Stored data
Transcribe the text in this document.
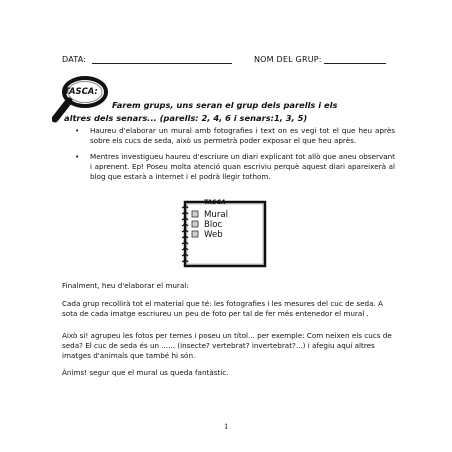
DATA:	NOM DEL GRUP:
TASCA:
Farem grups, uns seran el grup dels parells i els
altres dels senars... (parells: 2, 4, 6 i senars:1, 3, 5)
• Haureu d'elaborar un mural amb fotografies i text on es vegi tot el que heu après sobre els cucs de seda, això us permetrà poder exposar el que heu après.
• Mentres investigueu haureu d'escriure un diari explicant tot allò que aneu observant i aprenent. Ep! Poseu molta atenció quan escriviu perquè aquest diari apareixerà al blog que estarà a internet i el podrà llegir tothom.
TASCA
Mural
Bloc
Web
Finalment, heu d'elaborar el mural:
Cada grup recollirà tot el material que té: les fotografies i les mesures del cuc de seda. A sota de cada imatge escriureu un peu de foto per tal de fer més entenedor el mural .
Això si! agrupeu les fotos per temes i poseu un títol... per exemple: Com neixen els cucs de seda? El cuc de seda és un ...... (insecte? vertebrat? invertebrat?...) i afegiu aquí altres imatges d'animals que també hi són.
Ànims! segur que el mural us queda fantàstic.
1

--

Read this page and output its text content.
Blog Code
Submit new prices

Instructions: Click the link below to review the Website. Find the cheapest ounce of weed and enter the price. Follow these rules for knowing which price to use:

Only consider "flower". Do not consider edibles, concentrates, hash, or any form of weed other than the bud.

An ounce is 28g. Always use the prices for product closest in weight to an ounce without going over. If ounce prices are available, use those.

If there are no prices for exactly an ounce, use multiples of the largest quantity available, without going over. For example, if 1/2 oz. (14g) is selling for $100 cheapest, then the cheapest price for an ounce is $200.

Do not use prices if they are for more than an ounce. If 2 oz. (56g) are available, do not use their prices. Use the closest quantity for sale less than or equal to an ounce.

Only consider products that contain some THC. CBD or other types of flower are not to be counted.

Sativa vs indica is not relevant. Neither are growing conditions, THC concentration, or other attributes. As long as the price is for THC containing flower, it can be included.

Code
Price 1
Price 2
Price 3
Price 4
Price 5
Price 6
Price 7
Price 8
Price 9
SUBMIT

...

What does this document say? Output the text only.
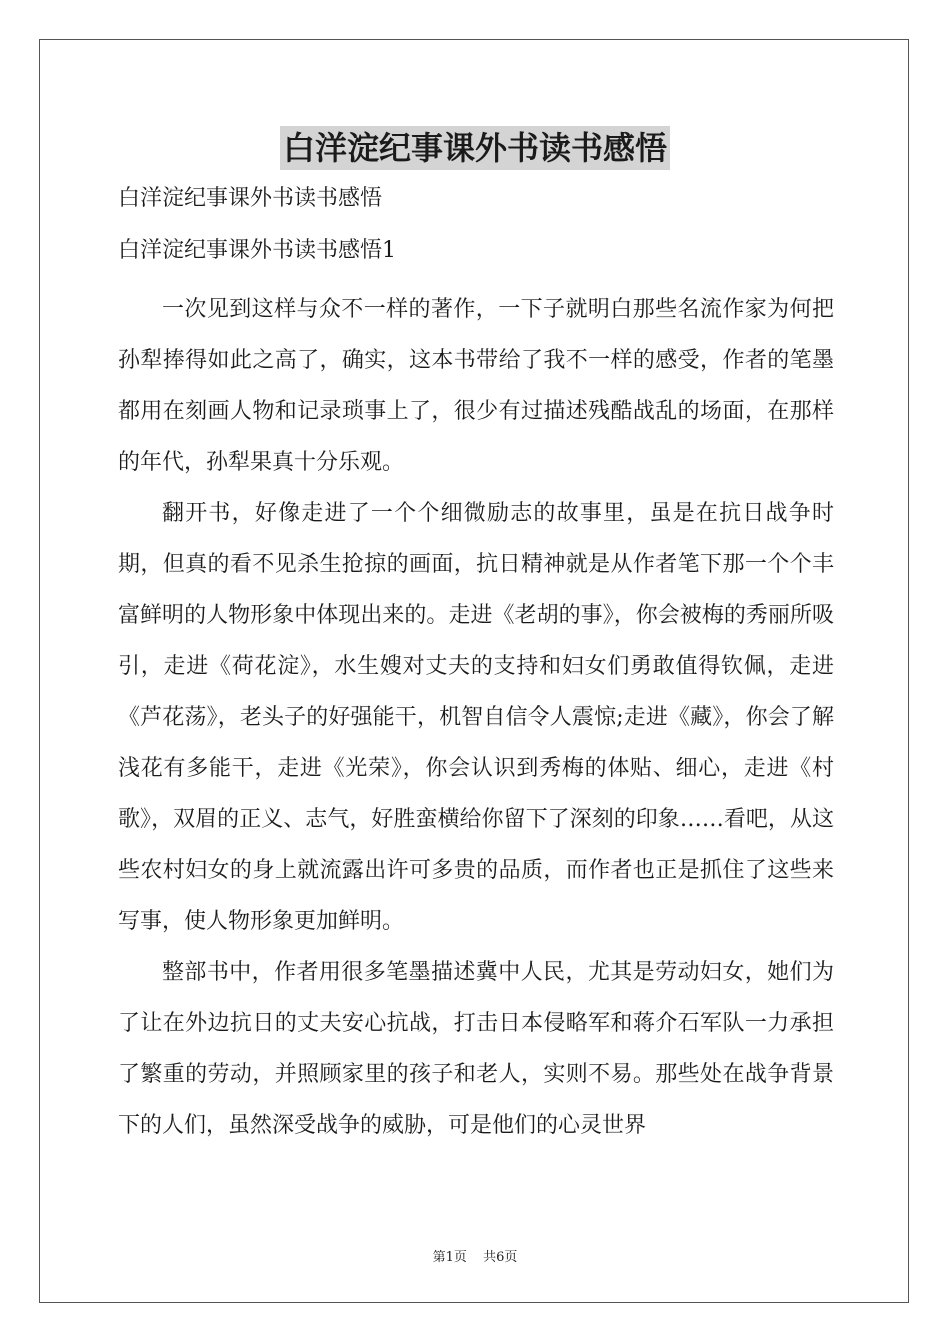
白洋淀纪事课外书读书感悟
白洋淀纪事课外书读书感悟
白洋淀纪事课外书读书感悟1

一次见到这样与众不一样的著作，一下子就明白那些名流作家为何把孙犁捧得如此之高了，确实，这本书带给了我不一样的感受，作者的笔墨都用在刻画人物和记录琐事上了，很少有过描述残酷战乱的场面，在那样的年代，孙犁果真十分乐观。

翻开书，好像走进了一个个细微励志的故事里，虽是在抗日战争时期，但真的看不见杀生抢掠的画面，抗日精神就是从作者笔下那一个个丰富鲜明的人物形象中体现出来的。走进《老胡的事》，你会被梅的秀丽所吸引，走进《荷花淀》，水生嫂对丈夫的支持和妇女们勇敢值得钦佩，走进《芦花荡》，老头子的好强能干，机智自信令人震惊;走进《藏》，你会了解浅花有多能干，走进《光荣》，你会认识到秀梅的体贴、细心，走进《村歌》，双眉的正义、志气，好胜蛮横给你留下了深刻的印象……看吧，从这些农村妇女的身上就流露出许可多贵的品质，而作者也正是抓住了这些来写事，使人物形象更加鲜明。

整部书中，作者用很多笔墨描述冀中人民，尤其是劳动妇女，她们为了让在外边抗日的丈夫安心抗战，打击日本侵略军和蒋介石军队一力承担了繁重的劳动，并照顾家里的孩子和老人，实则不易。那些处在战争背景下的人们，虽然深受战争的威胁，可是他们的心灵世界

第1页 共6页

- Your goal: Copy every line from the records above that contains the word "altres".

- The result:
altres dels senars... (parells: 2, 4, 6 i senars:1, 3, 5)
Això si! agrupeu les fotos per temes i poseu un títol... per exemple: Com neixen els cucs de seda? El cuc de seda és un ...... (insecte? vertebrat? invertebrat?...) i afegiu aquí altres imatges d'animals que també hi són.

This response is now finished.